__Written request__: Rewrite every line of the entries below as a Markdown table with the columns "No." and "Line", numbering the rows and skipping blank lines. Leave out the images.

Layout annotation data

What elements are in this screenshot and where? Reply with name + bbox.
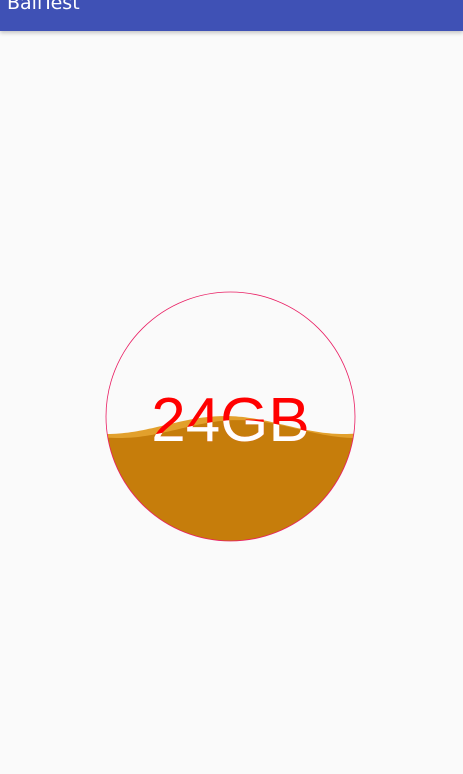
storage-ball: 24GB 24GB	[105, 291, 356, 542]
app-title: BallTest	[7, 0, 80, 14]
app-bar: BallTest	[0, 0, 463, 31]
ball-graphic: 24GB 24GB	[105, 291, 356, 542]
content-area: 24GB 24GB	[0, 31, 463, 774]
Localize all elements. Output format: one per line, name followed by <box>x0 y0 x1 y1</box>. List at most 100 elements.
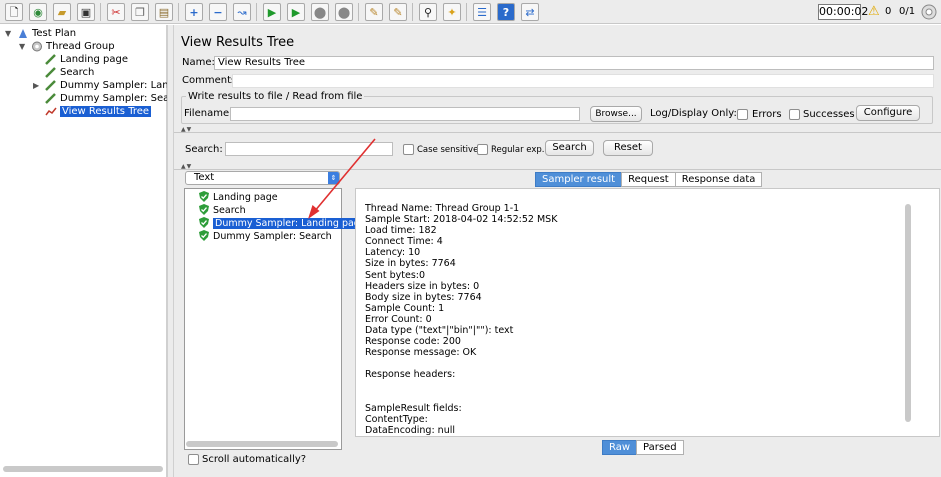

__Full output__:
| No. | Line |
|---|---|
| 1 | What elements are in this screenshot and where? Reply with name + bbox. |
| 2 | storage-ball: 24GB 24GB	[105, 291, 356, 542] |
| 3 | app-title: BallTest	[7, 0, 80, 14] |
| 4 | app-bar: BallTest	[0, 0, 463, 31] |
| 5 | ball-graphic: 24GB 24GB	[105, 291, 356, 542] |
| 6 | content-area: 24GB 24GB	[0, 31, 463, 774] |
| 7 | Localize all elements. Output format: one per line, name followed by <box>x0 y0 x1 y1</box>. List at most 100 elements. |